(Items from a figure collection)
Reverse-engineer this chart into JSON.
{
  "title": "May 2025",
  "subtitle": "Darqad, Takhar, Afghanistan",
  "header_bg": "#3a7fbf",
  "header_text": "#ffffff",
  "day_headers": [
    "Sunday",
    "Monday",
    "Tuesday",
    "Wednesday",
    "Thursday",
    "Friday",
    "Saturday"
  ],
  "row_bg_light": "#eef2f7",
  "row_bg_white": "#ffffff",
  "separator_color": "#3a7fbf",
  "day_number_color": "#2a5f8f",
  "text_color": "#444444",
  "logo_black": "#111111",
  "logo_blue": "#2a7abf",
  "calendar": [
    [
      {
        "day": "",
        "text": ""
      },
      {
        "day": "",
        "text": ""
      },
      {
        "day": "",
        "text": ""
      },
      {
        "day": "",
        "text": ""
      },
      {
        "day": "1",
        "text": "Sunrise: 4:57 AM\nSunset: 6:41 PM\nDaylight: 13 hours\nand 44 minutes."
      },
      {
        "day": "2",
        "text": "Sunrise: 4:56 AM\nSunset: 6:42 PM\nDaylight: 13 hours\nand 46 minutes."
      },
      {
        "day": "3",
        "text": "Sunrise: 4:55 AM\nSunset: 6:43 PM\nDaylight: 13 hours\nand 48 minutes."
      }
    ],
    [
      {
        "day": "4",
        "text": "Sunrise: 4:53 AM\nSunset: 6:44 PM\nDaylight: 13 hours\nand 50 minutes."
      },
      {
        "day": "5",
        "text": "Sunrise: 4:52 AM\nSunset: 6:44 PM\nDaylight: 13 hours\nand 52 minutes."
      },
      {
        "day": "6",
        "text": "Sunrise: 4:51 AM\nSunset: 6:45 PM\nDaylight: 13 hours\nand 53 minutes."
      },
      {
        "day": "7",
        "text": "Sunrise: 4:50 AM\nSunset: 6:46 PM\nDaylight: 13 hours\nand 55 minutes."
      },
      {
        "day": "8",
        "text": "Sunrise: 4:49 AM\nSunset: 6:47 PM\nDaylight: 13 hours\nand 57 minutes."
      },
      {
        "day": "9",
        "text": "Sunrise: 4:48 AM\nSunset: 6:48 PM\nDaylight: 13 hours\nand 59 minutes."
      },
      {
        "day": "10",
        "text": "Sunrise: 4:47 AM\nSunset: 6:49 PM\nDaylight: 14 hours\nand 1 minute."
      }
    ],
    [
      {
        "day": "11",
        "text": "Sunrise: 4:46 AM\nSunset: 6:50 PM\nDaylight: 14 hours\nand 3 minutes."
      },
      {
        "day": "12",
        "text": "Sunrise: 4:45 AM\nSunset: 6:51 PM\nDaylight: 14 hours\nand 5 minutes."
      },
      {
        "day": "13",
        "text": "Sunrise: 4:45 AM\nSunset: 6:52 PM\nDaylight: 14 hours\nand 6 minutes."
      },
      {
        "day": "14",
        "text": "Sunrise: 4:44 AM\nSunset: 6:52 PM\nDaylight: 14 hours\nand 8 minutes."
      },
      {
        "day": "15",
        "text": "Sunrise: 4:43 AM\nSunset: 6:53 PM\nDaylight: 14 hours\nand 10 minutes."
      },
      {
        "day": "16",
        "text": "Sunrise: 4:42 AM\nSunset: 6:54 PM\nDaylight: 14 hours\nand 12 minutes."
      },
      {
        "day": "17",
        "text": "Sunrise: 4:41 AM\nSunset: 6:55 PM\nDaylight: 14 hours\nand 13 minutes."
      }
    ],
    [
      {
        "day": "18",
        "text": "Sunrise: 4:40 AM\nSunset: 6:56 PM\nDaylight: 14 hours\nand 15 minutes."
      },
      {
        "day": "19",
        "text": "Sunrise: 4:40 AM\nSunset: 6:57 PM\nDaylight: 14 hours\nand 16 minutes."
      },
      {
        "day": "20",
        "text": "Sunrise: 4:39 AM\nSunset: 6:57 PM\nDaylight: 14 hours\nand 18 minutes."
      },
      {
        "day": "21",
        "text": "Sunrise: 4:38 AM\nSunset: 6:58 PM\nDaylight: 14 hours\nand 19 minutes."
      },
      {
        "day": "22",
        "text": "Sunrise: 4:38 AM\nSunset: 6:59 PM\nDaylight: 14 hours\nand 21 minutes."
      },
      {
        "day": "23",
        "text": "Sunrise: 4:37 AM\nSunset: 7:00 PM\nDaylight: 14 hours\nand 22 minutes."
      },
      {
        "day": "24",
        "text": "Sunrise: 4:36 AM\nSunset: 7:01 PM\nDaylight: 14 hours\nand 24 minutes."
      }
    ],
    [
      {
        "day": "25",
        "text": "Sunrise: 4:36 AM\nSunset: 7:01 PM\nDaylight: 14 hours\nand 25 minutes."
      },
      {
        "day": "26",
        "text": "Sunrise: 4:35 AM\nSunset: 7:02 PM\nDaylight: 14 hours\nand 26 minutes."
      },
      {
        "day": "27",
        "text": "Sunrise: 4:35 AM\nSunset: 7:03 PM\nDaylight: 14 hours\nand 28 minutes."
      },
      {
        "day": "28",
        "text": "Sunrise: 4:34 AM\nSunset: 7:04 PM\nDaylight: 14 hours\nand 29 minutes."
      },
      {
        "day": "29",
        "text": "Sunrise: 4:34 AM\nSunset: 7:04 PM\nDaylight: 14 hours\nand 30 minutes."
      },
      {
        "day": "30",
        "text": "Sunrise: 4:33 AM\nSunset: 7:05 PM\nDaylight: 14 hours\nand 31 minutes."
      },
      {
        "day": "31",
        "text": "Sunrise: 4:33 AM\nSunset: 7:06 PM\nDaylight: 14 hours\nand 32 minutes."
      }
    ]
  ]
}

- TASK PROMPT -
Repeat every entry word for word.

- SOLUTION TO THIS PROBLEM -
Reverse-engineer this chart into JSON.
{
  "title": "May 2025",
  "subtitle": "Darqad, Takhar, Afghanistan",
  "header_bg": "#3a7fbf",
  "header_text": "#ffffff",
  "day_headers": [
    "Sunday",
    "Monday",
    "Tuesday",
    "Wednesday",
    "Thursday",
    "Friday",
    "Saturday"
  ],
  "row_bg_light": "#eef2f7",
  "row_bg_white": "#ffffff",
  "separator_color": "#3a7fbf",
  "day_number_color": "#2a5f8f",
  "text_color": "#444444",
  "logo_black": "#111111",
  "logo_blue": "#2a7abf",
  "calendar": [
    [
      {
        "day": "",
        "text": ""
      },
      {
        "day": "",
        "text": ""
      },
      {
        "day": "",
        "text": ""
      },
      {
        "day": "",
        "text": ""
      },
      {
        "day": "1",
        "text": "Sunrise: 4:57 AM\nSunset: 6:41 PM\nDaylight: 13 hours\nand 44 minutes."
      },
      {
        "day": "2",
        "text": "Sunrise: 4:56 AM\nSunset: 6:42 PM\nDaylight: 13 hours\nand 46 minutes."
      },
      {
        "day": "3",
        "text": "Sunrise: 4:55 AM\nSunset: 6:43 PM\nDaylight: 13 hours\nand 48 minutes."
      }
    ],
    [
      {
        "day": "4",
        "text": "Sunrise: 4:53 AM\nSunset: 6:44 PM\nDaylight: 13 hours\nand 50 minutes."
      },
      {
        "day": "5",
        "text": "Sunrise: 4:52 AM\nSunset: 6:44 PM\nDaylight: 13 hours\nand 52 minutes."
      },
      {
        "day": "6",
        "text": "Sunrise: 4:51 AM\nSunset: 6:45 PM\nDaylight: 13 hours\nand 53 minutes."
      },
      {
        "day": "7",
        "text": "Sunrise: 4:50 AM\nSunset: 6:46 PM\nDaylight: 13 hours\nand 55 minutes."
      },
      {
        "day": "8",
        "text": "Sunrise: 4:49 AM\nSunset: 6:47 PM\nDaylight: 13 hours\nand 57 minutes."
      },
      {
        "day": "9",
        "text": "Sunrise: 4:48 AM\nSunset: 6:48 PM\nDaylight: 13 hours\nand 59 minutes."
      },
      {
        "day": "10",
        "text": "Sunrise: 4:47 AM\nSunset: 6:49 PM\nDaylight: 14 hours\nand 1 minute."
      }
    ],
    [
      {
        "day": "11",
        "text": "Sunrise: 4:46 AM\nSunset: 6:50 PM\nDaylight: 14 hours\nand 3 minutes."
      },
      {
        "day": "12",
        "text": "Sunrise: 4:45 AM\nSunset: 6:51 PM\nDaylight: 14 hours\nand 5 minutes."
      },
      {
        "day": "13",
        "text": "Sunrise: 4:45 AM\nSunset: 6:52 PM\nDaylight: 14 hours\nand 6 minutes."
      },
      {
        "day": "14",
        "text": "Sunrise: 4:44 AM\nSunset: 6:52 PM\nDaylight: 14 hours\nand 8 minutes."
      },
      {
        "day": "15",
        "text": "Sunrise: 4:43 AM\nSunset: 6:53 PM\nDaylight: 14 hours\nand 10 minutes."
      },
      {
        "day": "16",
        "text": "Sunrise: 4:42 AM\nSunset: 6:54 PM\nDaylight: 14 hours\nand 12 minutes."
      },
      {
        "day": "17",
        "text": "Sunrise: 4:41 AM\nSunset: 6:55 PM\nDaylight: 14 hours\nand 13 minutes."
      }
    ],
    [
      {
        "day": "18",
        "text": "Sunrise: 4:40 AM\nSunset: 6:56 PM\nDaylight: 14 hours\nand 15 minutes."
      },
      {
        "day": "19",
        "text": "Sunrise: 4:40 AM\nSunset: 6:57 PM\nDaylight: 14 hours\nand 16 minutes."
      },
      {
        "day": "20",
        "text": "Sunrise: 4:39 AM\nSunset: 6:57 PM\nDaylight: 14 hours\nand 18 minutes."
      },
      {
        "day": "21",
        "text": "Sunrise: 4:38 AM\nSunset: 6:58 PM\nDaylight: 14 hours\nand 19 minutes."
      },
      {
        "day": "22",
        "text": "Sunrise: 4:38 AM\nSunset: 6:59 PM\nDaylight: 14 hours\nand 21 minutes."
      },
      {
        "day": "23",
        "text": "Sunrise: 4:37 AM\nSunset: 7:00 PM\nDaylight: 14 hours\nand 22 minutes."
      },
      {
        "day": "24",
        "text": "Sunrise: 4:36 AM\nSunset: 7:01 PM\nDaylight: 14 hours\nand 24 minutes."
      }
    ],
    [
      {
        "day": "25",
        "text": "Sunrise: 4:36 AM\nSunset: 7:01 PM\nDaylight: 14 hours\nand 25 minutes."
      },
      {
        "day": "26",
        "text": "Sunrise: 4:35 AM\nSunset: 7:02 PM\nDaylight: 14 hours\nand 26 minutes."
      },
      {
        "day": "27",
        "text": "Sunrise: 4:35 AM\nSunset: 7:03 PM\nDaylight: 14 hours\nand 28 minutes."
      },
      {
        "day": "28",
        "text": "Sunrise: 4:34 AM\nSunset: 7:04 PM\nDaylight: 14 hours\nand 29 minutes."
      },
      {
        "day": "29",
        "text": "Sunrise: 4:34 AM\nSunset: 7:04 PM\nDaylight: 14 hours\nand 30 minutes."
      },
      {
        "day": "30",
        "text": "Sunrise: 4:33 AM\nSunset: 7:05 PM\nDaylight: 14 hours\nand 31 minutes."
      },
      {
        "day": "31",
        "text": "Sunrise: 4:33 AM\nSunset: 7:06 PM\nDaylight: 14 hours\nand 32 minutes."
      }
    ]
  ]
}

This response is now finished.